* What you have to do:
Which lines include the word "Prin"? Copy each of them.

* Record list:
* begin *

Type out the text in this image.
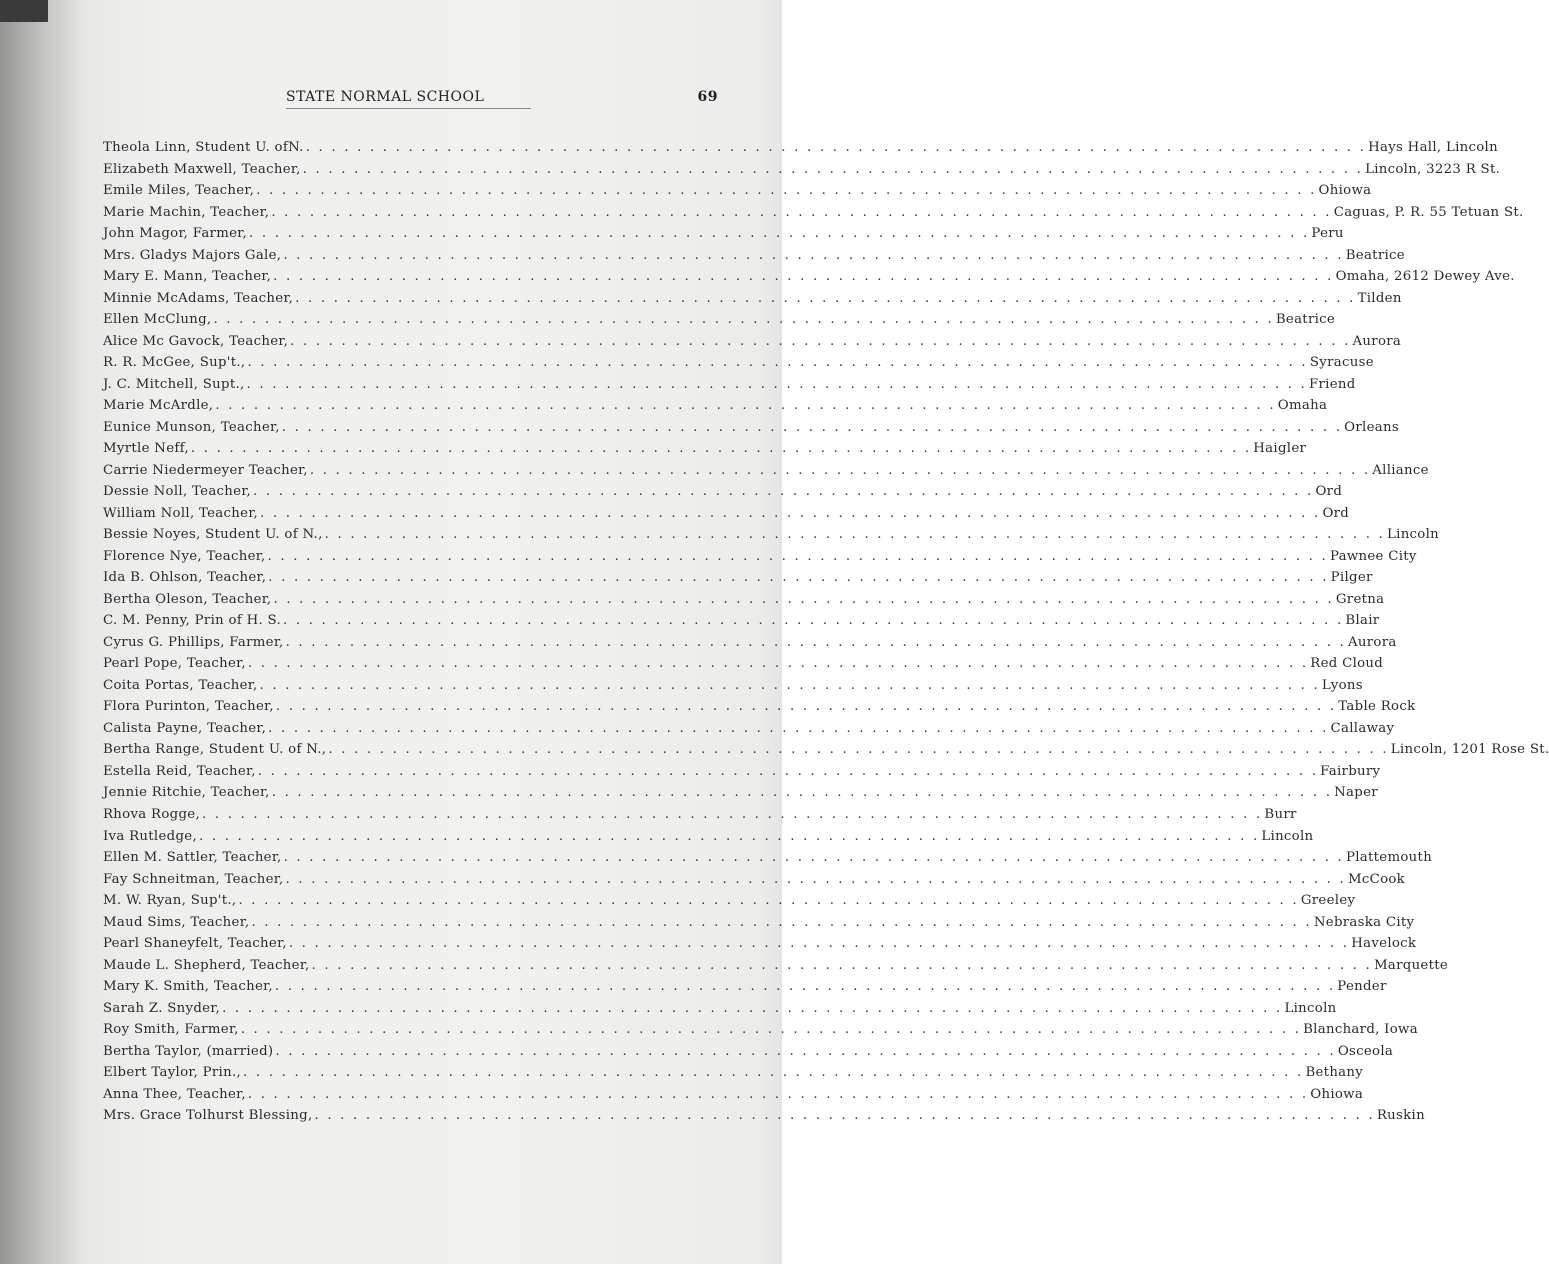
STATE NORMAL SCHOOL	69
Theola Linn, Student U. ofN. . . . . . . . . . . . . . . . . . . . . . . . . . . . . . . . . . . . . . . . . . . . . . . . . . . . . . . . . . . . . . . . . . . . . . . . . . . . . . . . . . . . Hays Hall, Lincoln
Elizabeth Maxwell, Teacher, . . . . . . . . . . . . . . . . . . . . . . . . . . . . . . . . . . . . . . . . . . . . . . . . . . . . . . . . . . . . . . . . . . . . . . . . . . . . . . . . . . . Lincoln, 3223 R St.
Emile Miles, Teacher, . . . . . . . . . . . . . . . . . . . . . . . . . . . . . . . . . . . . . . . . . . . . . . . . . . . . . . . . . . . . . . . . . . . . . . . . . . . . . . . . . . . Ohiowa
Marie Machin, Teacher, . . . . . . . . . . . . . . . . . . . . . . . . . . . . . . . . . . . . . . . . . . . . . . . . . . . . . . . . . . . . . . . . . . . . . . . . . . . . . . . . . . . Caguas, P. R. 55 Tetuan St.
John Magor, Farmer, . . . . . . . . . . . . . . . . . . . . . . . . . . . . . . . . . . . . . . . . . . . . . . . . . . . . . . . . . . . . . . . . . . . . . . . . . . . . . . . . . . . Peru
Mrs. Gladys Majors Gale, . . . . . . . . . . . . . . . . . . . . . . . . . . . . . . . . . . . . . . . . . . . . . . . . . . . . . . . . . . . . . . . . . . . . . . . . . . . . . . . . . . . Beatrice
Mary E. Mann, Teacher, . . . . . . . . . . . . . . . . . . . . . . . . . . . . . . . . . . . . . . . . . . . . . . . . . . . . . . . . . . . . . . . . . . . . . . . . . . . . . . . . . . . Omaha, 2612 Dewey Ave.
Minnie McAdams, Teacher, . . . . . . . . . . . . . . . . . . . . . . . . . . . . . . . . . . . . . . . . . . . . . . . . . . . . . . . . . . . . . . . . . . . . . . . . . . . . . . . . . . . Tilden
Ellen McClung, . . . . . . . . . . . . . . . . . . . . . . . . . . . . . . . . . . . . . . . . . . . . . . . . . . . . . . . . . . . . . . . . . . . . . . . . . . . . . . . . . . . Beatrice
Alice Mc Gavock, Teacher, . . . . . . . . . . . . . . . . . . . . . . . . . . . . . . . . . . . . . . . . . . . . . . . . . . . . . . . . . . . . . . . . . . . . . . . . . . . . . . . . . . . Aurora
R. R. McGee, Sup't., . . . . . . . . . . . . . . . . . . . . . . . . . . . . . . . . . . . . . . . . . . . . . . . . . . . . . . . . . . . . . . . . . . . . . . . . . . . . . . . . . . . Syracuse
J. C. Mitchell, Supt., . . . . . . . . . . . . . . . . . . . . . . . . . . . . . . . . . . . . . . . . . . . . . . . . . . . . . . . . . . . . . . . . . . . . . . . . . . . . . . . . . . . Friend
Marie McArdle, . . . . . . . . . . . . . . . . . . . . . . . . . . . . . . . . . . . . . . . . . . . . . . . . . . . . . . . . . . . . . . . . . . . . . . . . . . . . . . . . . . . Omaha
Eunice Munson, Teacher, . . . . . . . . . . . . . . . . . . . . . . . . . . . . . . . . . . . . . . . . . . . . . . . . . . . . . . . . . . . . . . . . . . . . . . . . . . . . . . . . . . . Orleans
Myrtle Neff, . . . . . . . . . . . . . . . . . . . . . . . . . . . . . . . . . . . . . . . . . . . . . . . . . . . . . . . . . . . . . . . . . . . . . . . . . . . . . . . . . . . Haigler
Carrie Niedermeyer Teacher, . . . . . . . . . . . . . . . . . . . . . . . . . . . . . . . . . . . . . . . . . . . . . . . . . . . . . . . . . . . . . . . . . . . . . . . . . . . . . . . . . . . Alliance
Dessie Noll, Teacher, . . . . . . . . . . . . . . . . . . . . . . . . . . . . . . . . . . . . . . . . . . . . . . . . . . . . . . . . . . . . . . . . . . . . . . . . . . . . . . . . . . . Ord
William Noll, Teacher, . . . . . . . . . . . . . . . . . . . . . . . . . . . . . . . . . . . . . . . . . . . . . . . . . . . . . . . . . . . . . . . . . . . . . . . . . . . . . . . . . . . Ord
Bessie Noyes, Student U. of N., . . . . . . . . . . . . . . . . . . . . . . . . . . . . . . . . . . . . . . . . . . . . . . . . . . . . . . . . . . . . . . . . . . . . . . . . . . . . . . . . . . . Lincoln
Florence Nye, Teacher, . . . . . . . . . . . . . . . . . . . . . . . . . . . . . . . . . . . . . . . . . . . . . . . . . . . . . . . . . . . . . . . . . . . . . . . . . . . . . . . . . . . Pawnee City
Ida B. Ohlson, Teacher, . . . . . . . . . . . . . . . . . . . . . . . . . . . . . . . . . . . . . . . . . . . . . . . . . . . . . . . . . . . . . . . . . . . . . . . . . . . . . . . . . . . Pilger
Bertha Oleson, Teacher, . . . . . . . . . . . . . . . . . . . . . . . . . . . . . . . . . . . . . . . . . . . . . . . . . . . . . . . . . . . . . . . . . . . . . . . . . . . . . . . . . . . Gretna
C. M. Penny, Prin of H. S. . . . . . . . . . . . . . . . . . . . . . . . . . . . . . . . . . . . . . . . . . . . . . . . . . . . . . . . . . . . . . . . . . . . . . . . . . . . . . . . . . . . Blair
Cyrus G. Phillips, Farmer, . . . . . . . . . . . . . . . . . . . . . . . . . . . . . . . . . . . . . . . . . . . . . . . . . . . . . . . . . . . . . . . . . . . . . . . . . . . . . . . . . . . Aurora
Pearl Pope, Teacher, . . . . . . . . . . . . . . . . . . . . . . . . . . . . . . . . . . . . . . . . . . . . . . . . . . . . . . . . . . . . . . . . . . . . . . . . . . . . . . . . . . . Red Cloud
Coita Portas, Teacher, . . . . . . . . . . . . . . . . . . . . . . . . . . . . . . . . . . . . . . . . . . . . . . . . . . . . . . . . . . . . . . . . . . . . . . . . . . . . . . . . . . . Lyons
Flora Purinton, Teacher, . . . . . . . . . . . . . . . . . . . . . . . . . . . . . . . . . . . . . . . . . . . . . . . . . . . . . . . . . . . . . . . . . . . . . . . . . . . . . . . . . . . Table Rock
Calista Payne, Teacher, . . . . . . . . . . . . . . . . . . . . . . . . . . . . . . . . . . . . . . . . . . . . . . . . . . . . . . . . . . . . . . . . . . . . . . . . . . . . . . . . . . . Callaway
Bertha Range, Student U. of N., . . . . . . . . . . . . . . . . . . . . . . . . . . . . . . . . . . . . . . . . . . . . . . . . . . . . . . . . . . . . . . . . . . . . . . . . . . . . . . . . . . . Lincoln, 1201 Rose St.
Estella Reid, Teacher, . . . . . . . . . . . . . . . . . . . . . . . . . . . . . . . . . . . . . . . . . . . . . . . . . . . . . . . . . . . . . . . . . . . . . . . . . . . . . . . . . . . Fairbury
Jennie Ritchie, Teacher, . . . . . . . . . . . . . . . . . . . . . . . . . . . . . . . . . . . . . . . . . . . . . . . . . . . . . . . . . . . . . . . . . . . . . . . . . . . . . . . . . . . Naper
Rhova Rogge, . . . . . . . . . . . . . . . . . . . . . . . . . . . . . . . . . . . . . . . . . . . . . . . . . . . . . . . . . . . . . . . . . . . . . . . . . . . . . . . . . . . Burr
Iva Rutledge, . . . . . . . . . . . . . . . . . . . . . . . . . . . . . . . . . . . . . . . . . . . . . . . . . . . . . . . . . . . . . . . . . . . . . . . . . . . . . . . . . . . Lincoln
Ellen M. Sattler, Teacher, . . . . . . . . . . . . . . . . . . . . . . . . . . . . . . . . . . . . . . . . . . . . . . . . . . . . . . . . . . . . . . . . . . . . . . . . . . . . . . . . . . . Plattemouth
Fay Schneitman, Teacher, . . . . . . . . . . . . . . . . . . . . . . . . . . . . . . . . . . . . . . . . . . . . . . . . . . . . . . . . . . . . . . . . . . . . . . . . . . . . . . . . . . . McCook
M. W. Ryan, Sup't., . . . . . . . . . . . . . . . . . . . . . . . . . . . . . . . . . . . . . . . . . . . . . . . . . . . . . . . . . . . . . . . . . . . . . . . . . . . . . . . . . . . Greeley
Maud Sims, Teacher, . . . . . . . . . . . . . . . . . . . . . . . . . . . . . . . . . . . . . . . . . . . . . . . . . . . . . . . . . . . . . . . . . . . . . . . . . . . . . . . . . . . Nebraska City
Pearl Shaneyfelt, Teacher, . . . . . . . . . . . . . . . . . . . . . . . . . . . . . . . . . . . . . . . . . . . . . . . . . . . . . . . . . . . . . . . . . . . . . . . . . . . . . . . . . . . Havelock
Maude L. Shepherd, Teacher, . . . . . . . . . . . . . . . . . . . . . . . . . . . . . . . . . . . . . . . . . . . . . . . . . . . . . . . . . . . . . . . . . . . . . . . . . . . . . . . . . . . Marquette
Mary K. Smith, Teacher, . . . . . . . . . . . . . . . . . . . . . . . . . . . . . . . . . . . . . . . . . . . . . . . . . . . . . . . . . . . . . . . . . . . . . . . . . . . . . . . . . . . Pender
Sarah Z. Snyder, . . . . . . . . . . . . . . . . . . . . . . . . . . . . . . . . . . . . . . . . . . . . . . . . . . . . . . . . . . . . . . . . . . . . . . . . . . . . . . . . . . . Lincoln
Roy Smith, Farmer, . . . . . . . . . . . . . . . . . . . . . . . . . . . . . . . . . . . . . . . . . . . . . . . . . . . . . . . . . . . . . . . . . . . . . . . . . . . . . . . . . . . Blanchard, Iowa
Bertha Taylor, (married) . . . . . . . . . . . . . . . . . . . . . . . . . . . . . . . . . . . . . . . . . . . . . . . . . . . . . . . . . . . . . . . . . . . . . . . . . . . . . . . . . . . Osceola
Elbert Taylor, Prin., . . . . . . . . . . . . . . . . . . . . . . . . . . . . . . . . . . . . . . . . . . . . . . . . . . . . . . . . . . . . . . . . . . . . . . . . . . . . . . . . . . . Bethany
Anna Thee, Teacher, . . . . . . . . . . . . . . . . . . . . . . . . . . . . . . . . . . . . . . . . . . . . . . . . . . . . . . . . . . . . . . . . . . . . . . . . . . . . . . . . . . . Ohiowa
Mrs. Grace Tolhurst Blessing, . . . . . . . . . . . . . . . . . . . . . . . . . . . . . . . . . . . . . . . . . . . . . . . . . . . . . . . . . . . . . . . . . . . . . . . . . . . . . . . . . . . Ruskin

* end *

* Task result:
C. M. Penny, Prin of H. S. . . . . . . . . . . . . . . . . . . . . . . . . . . . . . . . . . . . . . . . . . . . . . . . . . . . . . . . . . . . . . . . . . . . . . . . . . . . . . . . . . . . Blair
Elbert Taylor, Prin., . . . . . . . . . . . . . . . . . . . . . . . . . . . . . . . . . . . . . . . . . . . . . . . . . . . . . . . . . . . . . . . . . . . . . . . . . . . . . . . . . . . Bethany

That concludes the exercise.